## START

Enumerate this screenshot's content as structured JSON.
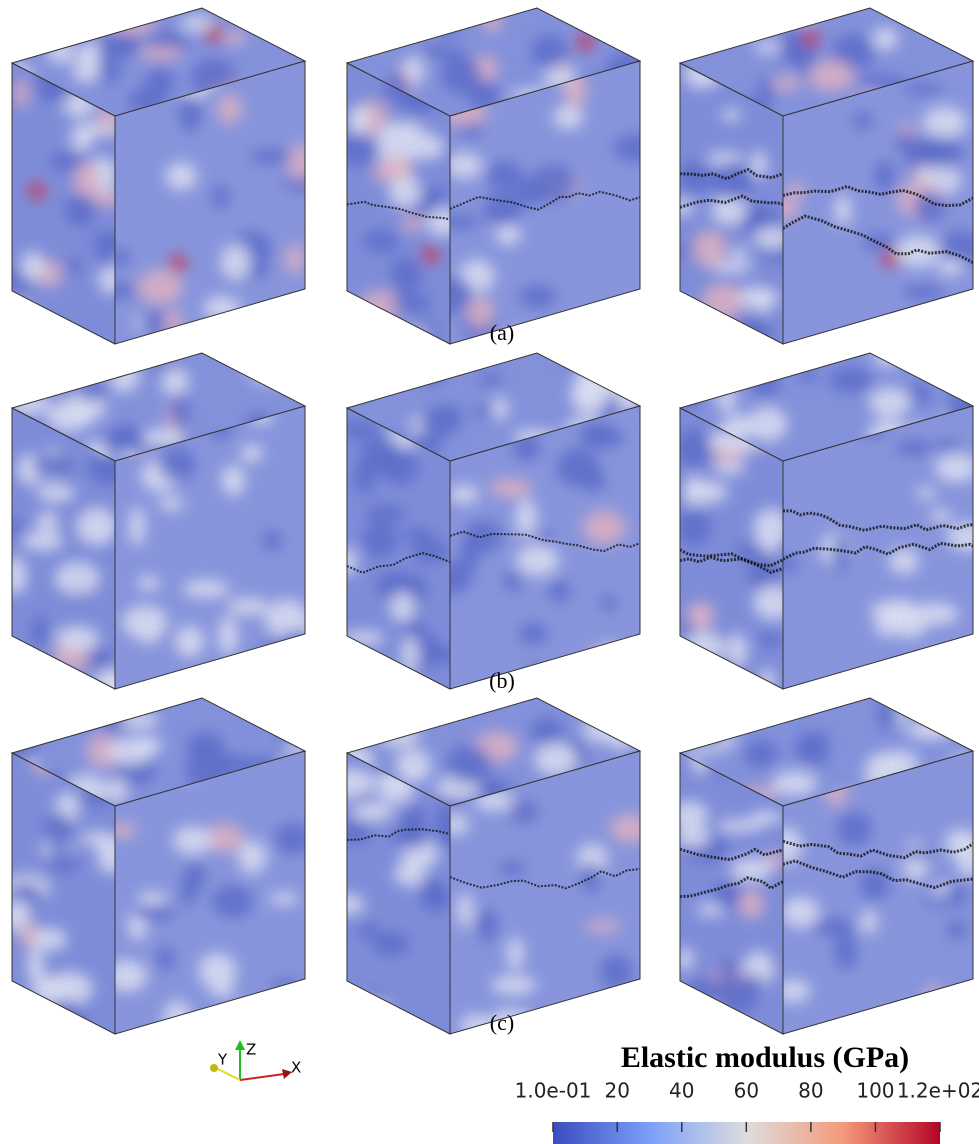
{
  "panels": [
    {
      "label": "(a)"
    },
    {
      "label": "(b)"
    },
    {
      "label": "(c)"
    }
  ],
  "colorbar": {
    "title": "Elastic modulus (GPa)",
    "range": [
      0.1,
      120
    ],
    "ticks": [
      {
        "value": 0.1,
        "label": "1.0e-01"
      },
      20,
      40,
      60,
      80,
      100,
      {
        "value": 120,
        "label": "1.2e+02"
      }
    ]
  },
  "axes_triad": {
    "z": "Z",
    "y": "Y",
    "x": "X"
  }
}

## END

#### Work to do
All the records above need to be given again word for word. Skip the pictures.

#### Reply
Enumerate this screenshot's content as structured JSON.
{
  "panels": [
    {
      "label": "(a)"
    },
    {
      "label": "(b)"
    },
    {
      "label": "(c)"
    }
  ],
  "colorbar": {
    "title": "Elastic modulus (GPa)",
    "range": [
      0.1,
      120
    ],
    "ticks": [
      {
        "value": 0.1,
        "label": "1.0e-01"
      },
      20,
      40,
      60,
      80,
      100,
      {
        "value": 120,
        "label": "1.2e+02"
      }
    ]
  },
  "axes_triad": {
    "z": "Z",
    "y": "Y",
    "x": "X"
  }
}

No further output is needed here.